_What the task requires:_ Find every line in the records below that contains the word "Sheet", and copy each such line.

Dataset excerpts
━━━

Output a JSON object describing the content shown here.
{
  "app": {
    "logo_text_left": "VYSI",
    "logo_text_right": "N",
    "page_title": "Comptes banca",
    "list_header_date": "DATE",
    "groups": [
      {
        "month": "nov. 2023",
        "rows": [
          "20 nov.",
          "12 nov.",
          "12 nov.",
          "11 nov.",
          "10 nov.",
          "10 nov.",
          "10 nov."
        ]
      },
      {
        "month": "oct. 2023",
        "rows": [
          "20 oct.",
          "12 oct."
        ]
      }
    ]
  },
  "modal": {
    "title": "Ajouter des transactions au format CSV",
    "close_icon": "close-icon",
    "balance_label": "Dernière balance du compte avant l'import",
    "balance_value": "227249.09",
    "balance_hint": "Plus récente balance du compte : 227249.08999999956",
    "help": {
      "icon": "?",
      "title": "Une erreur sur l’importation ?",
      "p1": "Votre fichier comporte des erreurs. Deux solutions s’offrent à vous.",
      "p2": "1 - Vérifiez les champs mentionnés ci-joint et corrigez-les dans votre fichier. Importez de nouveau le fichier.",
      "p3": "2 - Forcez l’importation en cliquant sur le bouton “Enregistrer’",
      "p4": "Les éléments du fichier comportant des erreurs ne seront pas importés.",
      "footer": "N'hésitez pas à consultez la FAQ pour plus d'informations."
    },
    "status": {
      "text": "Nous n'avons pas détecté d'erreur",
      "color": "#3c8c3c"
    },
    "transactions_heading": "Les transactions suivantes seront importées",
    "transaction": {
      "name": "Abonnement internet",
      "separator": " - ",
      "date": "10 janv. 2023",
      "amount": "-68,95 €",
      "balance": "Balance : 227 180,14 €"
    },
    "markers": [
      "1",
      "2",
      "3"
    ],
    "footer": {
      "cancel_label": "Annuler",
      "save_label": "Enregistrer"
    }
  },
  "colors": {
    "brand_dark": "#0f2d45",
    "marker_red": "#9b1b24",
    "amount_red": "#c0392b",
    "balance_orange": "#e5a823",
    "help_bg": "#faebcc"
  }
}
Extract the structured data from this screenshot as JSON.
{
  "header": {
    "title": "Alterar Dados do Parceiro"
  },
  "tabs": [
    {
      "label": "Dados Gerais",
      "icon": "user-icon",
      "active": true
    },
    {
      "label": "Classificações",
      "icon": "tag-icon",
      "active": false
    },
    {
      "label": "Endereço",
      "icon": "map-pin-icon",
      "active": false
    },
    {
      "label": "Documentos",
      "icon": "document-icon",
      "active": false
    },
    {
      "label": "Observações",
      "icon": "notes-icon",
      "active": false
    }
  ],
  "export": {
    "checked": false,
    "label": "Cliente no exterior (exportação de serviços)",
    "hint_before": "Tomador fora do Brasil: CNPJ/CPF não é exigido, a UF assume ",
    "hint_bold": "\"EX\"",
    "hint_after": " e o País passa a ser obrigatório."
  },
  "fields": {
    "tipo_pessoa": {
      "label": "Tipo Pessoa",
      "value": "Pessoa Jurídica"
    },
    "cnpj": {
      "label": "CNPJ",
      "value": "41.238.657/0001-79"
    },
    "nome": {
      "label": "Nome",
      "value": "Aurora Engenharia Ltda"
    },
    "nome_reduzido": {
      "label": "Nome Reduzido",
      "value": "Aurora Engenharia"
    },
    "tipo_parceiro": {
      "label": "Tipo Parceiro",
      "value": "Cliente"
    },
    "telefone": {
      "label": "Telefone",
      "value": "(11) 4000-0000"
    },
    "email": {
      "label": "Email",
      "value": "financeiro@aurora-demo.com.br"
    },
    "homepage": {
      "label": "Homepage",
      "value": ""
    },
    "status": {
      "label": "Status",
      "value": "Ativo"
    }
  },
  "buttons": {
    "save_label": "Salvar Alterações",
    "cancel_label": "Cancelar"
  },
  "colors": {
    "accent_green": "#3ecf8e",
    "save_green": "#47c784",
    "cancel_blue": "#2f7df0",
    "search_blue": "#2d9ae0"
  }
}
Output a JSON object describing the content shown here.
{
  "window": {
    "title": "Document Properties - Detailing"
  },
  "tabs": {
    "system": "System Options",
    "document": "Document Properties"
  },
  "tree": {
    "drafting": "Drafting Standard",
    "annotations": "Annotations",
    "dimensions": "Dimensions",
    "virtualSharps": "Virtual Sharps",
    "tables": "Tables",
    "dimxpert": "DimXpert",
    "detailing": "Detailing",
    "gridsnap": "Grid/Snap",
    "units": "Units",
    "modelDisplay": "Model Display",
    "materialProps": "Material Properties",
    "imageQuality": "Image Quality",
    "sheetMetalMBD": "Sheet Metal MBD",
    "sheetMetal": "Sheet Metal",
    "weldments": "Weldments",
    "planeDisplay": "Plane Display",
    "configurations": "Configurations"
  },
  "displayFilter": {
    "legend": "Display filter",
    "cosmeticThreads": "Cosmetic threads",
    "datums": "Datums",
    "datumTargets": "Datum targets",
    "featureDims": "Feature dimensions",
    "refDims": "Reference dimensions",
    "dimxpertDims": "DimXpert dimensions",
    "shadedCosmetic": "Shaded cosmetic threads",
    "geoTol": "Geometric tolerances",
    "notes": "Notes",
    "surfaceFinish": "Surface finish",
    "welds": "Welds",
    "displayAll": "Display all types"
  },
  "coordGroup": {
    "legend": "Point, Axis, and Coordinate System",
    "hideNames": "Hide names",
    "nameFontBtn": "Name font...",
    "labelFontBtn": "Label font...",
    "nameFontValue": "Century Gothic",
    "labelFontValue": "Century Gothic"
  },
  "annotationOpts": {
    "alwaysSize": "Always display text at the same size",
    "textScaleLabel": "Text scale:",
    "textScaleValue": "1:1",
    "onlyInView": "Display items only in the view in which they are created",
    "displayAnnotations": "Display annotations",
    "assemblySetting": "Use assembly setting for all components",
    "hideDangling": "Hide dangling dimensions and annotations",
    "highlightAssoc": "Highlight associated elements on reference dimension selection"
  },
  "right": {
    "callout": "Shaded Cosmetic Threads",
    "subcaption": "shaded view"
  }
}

━━━

_Final answer:_
    "sheetMetalMBD": "Sheet Metal MBD",
    "sheetMetal": "Sheet Metal",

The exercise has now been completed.